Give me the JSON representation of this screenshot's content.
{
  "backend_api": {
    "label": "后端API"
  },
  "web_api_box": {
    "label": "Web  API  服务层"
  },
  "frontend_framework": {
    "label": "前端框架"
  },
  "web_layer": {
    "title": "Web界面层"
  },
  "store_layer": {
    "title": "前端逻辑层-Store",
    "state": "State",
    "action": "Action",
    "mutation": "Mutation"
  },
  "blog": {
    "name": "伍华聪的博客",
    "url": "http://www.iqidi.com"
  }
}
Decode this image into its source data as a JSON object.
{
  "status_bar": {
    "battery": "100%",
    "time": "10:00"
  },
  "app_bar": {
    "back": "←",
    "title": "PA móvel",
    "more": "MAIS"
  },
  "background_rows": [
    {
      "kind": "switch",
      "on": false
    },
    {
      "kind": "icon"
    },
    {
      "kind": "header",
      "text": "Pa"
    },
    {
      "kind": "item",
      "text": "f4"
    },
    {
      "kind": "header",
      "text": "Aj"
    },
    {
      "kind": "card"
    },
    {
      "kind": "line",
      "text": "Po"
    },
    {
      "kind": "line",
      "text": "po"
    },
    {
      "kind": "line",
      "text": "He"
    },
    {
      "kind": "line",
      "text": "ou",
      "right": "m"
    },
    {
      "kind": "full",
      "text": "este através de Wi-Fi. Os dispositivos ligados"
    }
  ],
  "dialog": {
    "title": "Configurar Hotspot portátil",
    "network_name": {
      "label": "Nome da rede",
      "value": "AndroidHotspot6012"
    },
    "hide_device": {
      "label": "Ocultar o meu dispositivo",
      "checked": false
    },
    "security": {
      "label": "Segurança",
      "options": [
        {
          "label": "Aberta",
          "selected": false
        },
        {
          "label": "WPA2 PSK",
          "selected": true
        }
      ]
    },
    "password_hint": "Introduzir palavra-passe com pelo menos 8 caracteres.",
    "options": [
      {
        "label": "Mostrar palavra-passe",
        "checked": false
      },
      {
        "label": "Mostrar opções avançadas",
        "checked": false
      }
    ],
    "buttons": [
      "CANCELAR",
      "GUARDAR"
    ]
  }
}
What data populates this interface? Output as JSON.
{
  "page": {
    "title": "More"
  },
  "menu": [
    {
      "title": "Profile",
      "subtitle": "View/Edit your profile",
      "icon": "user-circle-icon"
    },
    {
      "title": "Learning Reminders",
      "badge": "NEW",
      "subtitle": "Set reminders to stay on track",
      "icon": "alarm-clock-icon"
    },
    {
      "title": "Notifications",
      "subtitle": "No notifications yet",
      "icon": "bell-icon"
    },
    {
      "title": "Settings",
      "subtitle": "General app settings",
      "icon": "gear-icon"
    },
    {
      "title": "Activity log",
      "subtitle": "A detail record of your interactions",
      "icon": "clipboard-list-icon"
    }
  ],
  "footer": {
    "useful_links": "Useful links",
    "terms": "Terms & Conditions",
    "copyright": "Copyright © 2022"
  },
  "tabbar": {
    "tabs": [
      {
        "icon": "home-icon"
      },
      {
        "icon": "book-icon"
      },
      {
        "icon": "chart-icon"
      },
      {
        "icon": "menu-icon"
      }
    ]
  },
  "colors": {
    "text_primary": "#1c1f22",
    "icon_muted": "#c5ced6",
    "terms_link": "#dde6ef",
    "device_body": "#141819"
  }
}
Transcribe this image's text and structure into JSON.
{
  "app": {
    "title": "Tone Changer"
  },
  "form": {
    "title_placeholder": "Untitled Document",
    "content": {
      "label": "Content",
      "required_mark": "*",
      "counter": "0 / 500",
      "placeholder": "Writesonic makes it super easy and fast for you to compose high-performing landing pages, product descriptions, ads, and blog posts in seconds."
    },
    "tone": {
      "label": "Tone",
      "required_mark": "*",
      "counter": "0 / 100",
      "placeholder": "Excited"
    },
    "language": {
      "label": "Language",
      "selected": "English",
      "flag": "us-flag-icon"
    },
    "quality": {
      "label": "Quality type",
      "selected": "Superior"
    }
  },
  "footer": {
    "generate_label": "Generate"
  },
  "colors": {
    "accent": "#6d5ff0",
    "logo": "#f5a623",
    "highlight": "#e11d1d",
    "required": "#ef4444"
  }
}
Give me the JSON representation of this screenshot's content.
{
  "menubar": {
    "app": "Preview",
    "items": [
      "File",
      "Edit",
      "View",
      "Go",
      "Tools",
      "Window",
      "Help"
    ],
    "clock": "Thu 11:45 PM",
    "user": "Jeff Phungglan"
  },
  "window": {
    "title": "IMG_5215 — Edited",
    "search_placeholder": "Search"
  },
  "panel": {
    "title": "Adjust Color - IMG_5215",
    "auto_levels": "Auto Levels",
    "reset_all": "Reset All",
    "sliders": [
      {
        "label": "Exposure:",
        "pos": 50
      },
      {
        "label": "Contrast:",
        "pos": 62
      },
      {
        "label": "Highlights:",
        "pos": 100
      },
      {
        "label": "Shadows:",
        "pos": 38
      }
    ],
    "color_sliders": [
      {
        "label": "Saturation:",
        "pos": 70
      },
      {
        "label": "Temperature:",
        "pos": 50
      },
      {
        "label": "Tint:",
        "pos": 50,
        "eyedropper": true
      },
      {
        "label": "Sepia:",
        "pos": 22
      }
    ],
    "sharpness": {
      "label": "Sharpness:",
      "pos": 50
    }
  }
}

________________________

Copy every line exactly. Leave nothing out.

Give me the JSON representation of this screenshot's content.
{
  "backend_api": {
    "label": "后端API"
  },
  "web_api_box": {
    "label": "Web  API  服务层"
  },
  "frontend_framework": {
    "label": "前端框架"
  },
  "web_layer": {
    "title": "Web界面层"
  },
  "store_layer": {
    "title": "前端逻辑层-Store",
    "state": "State",
    "action": "Action",
    "mutation": "Mutation"
  },
  "blog": {
    "name": "伍华聪的博客",
    "url": "http://www.iqidi.com"
  }
}
Decode this image into its source data as a JSON object.
{
  "status_bar": {
    "battery": "100%",
    "time": "10:00"
  },
  "app_bar": {
    "back": "←",
    "title": "PA móvel",
    "more": "MAIS"
  },
  "background_rows": [
    {
      "kind": "switch",
      "on": false
    },
    {
      "kind": "icon"
    },
    {
      "kind": "header",
      "text": "Pa"
    },
    {
      "kind": "item",
      "text": "f4"
    },
    {
      "kind": "header",
      "text": "Aj"
    },
    {
      "kind": "card"
    },
    {
      "kind": "line",
      "text": "Po"
    },
    {
      "kind": "line",
      "text": "po"
    },
    {
      "kind": "line",
      "text": "He"
    },
    {
      "kind": "line",
      "text": "ou",
      "right": "m"
    },
    {
      "kind": "full",
      "text": "este através de Wi-Fi. Os dispositivos ligados"
    }
  ],
  "dialog": {
    "title": "Configurar Hotspot portátil",
    "network_name": {
      "label": "Nome da rede",
      "value": "AndroidHotspot6012"
    },
    "hide_device": {
      "label": "Ocultar o meu dispositivo",
      "checked": false
    },
    "security": {
      "label": "Segurança",
      "options": [
        {
          "label": "Aberta",
          "selected": false
        },
        {
          "label": "WPA2 PSK",
          "selected": true
        }
      ]
    },
    "password_hint": "Introduzir palavra-passe com pelo menos 8 caracteres.",
    "options": [
      {
        "label": "Mostrar palavra-passe",
        "checked": false
      },
      {
        "label": "Mostrar opções avançadas",
        "checked": false
      }
    ],
    "buttons": [
      "CANCELAR",
      "GUARDAR"
    ]
  }
}
What data populates this interface? Output as JSON.
{
  "page": {
    "title": "More"
  },
  "menu": [
    {
      "title": "Profile",
      "subtitle": "View/Edit your profile",
      "icon": "user-circle-icon"
    },
    {
      "title": "Learning Reminders",
      "badge": "NEW",
      "subtitle": "Set reminders to stay on track",
      "icon": "alarm-clock-icon"
    },
    {
      "title": "Notifications",
      "subtitle": "No notifications yet",
      "icon": "bell-icon"
    },
    {
      "title": "Settings",
      "subtitle": "General app settings",
      "icon": "gear-icon"
    },
    {
      "title": "Activity log",
      "subtitle": "A detail record of your interactions",
      "icon": "clipboard-list-icon"
    }
  ],
  "footer": {
    "useful_links": "Useful links",
    "terms": "Terms & Conditions",
    "copyright": "Copyright © 2022"
  },
  "tabbar": {
    "tabs": [
      {
        "icon": "home-icon"
      },
      {
        "icon": "book-icon"
      },
      {
        "icon": "chart-icon"
      },
      {
        "icon": "menu-icon"
      }
    ]
  },
  "colors": {
    "text_primary": "#1c1f22",
    "icon_muted": "#c5ced6",
    "terms_link": "#dde6ef",
    "device_body": "#141819"
  }
}
Transcribe this image's text and structure into JSON.
{
  "app": {
    "title": "Tone Changer"
  },
  "form": {
    "title_placeholder": "Untitled Document",
    "content": {
      "label": "Content",
      "required_mark": "*",
      "counter": "0 / 500",
      "placeholder": "Writesonic makes it super easy and fast for you to compose high-performing landing pages, product descriptions, ads, and blog posts in seconds."
    },
    "tone": {
      "label": "Tone",
      "required_mark": "*",
      "counter": "0 / 100",
      "placeholder": "Excited"
    },
    "language": {
      "label": "Language",
      "selected": "English",
      "flag": "us-flag-icon"
    },
    "quality": {
      "label": "Quality type",
      "selected": "Superior"
    }
  },
  "footer": {
    "generate_label": "Generate"
  },
  "colors": {
    "accent": "#6d5ff0",
    "logo": "#f5a623",
    "highlight": "#e11d1d",
    "required": "#ef4444"
  }
}
Give me the JSON representation of this screenshot's content.
{
  "menubar": {
    "app": "Preview",
    "items": [
      "File",
      "Edit",
      "View",
      "Go",
      "Tools",
      "Window",
      "Help"
    ],
    "clock": "Thu 11:45 PM",
    "user": "Jeff Phungglan"
  },
  "window": {
    "title": "IMG_5215 — Edited",
    "search_placeholder": "Search"
  },
  "panel": {
    "title": "Adjust Color - IMG_5215",
    "auto_levels": "Auto Levels",
    "reset_all": "Reset All",
    "sliders": [
      {
        "label": "Exposure:",
        "pos": 50
      },
      {
        "label": "Contrast:",
        "pos": 62
      },
      {
        "label": "Highlights:",
        "pos": 100
      },
      {
        "label": "Shadows:",
        "pos": 38
      }
    ],
    "color_sliders": [
      {
        "label": "Saturation:",
        "pos": 70
      },
      {
        "label": "Temperature:",
        "pos": 50
      },
      {
        "label": "Tint:",
        "pos": 50,
        "eyedropper": true
      },
      {
        "label": "Sepia:",
        "pos": 22
      }
    ],
    "sharpness": {
      "label": "Sharpness:",
      "pos": 50
    }
  }
}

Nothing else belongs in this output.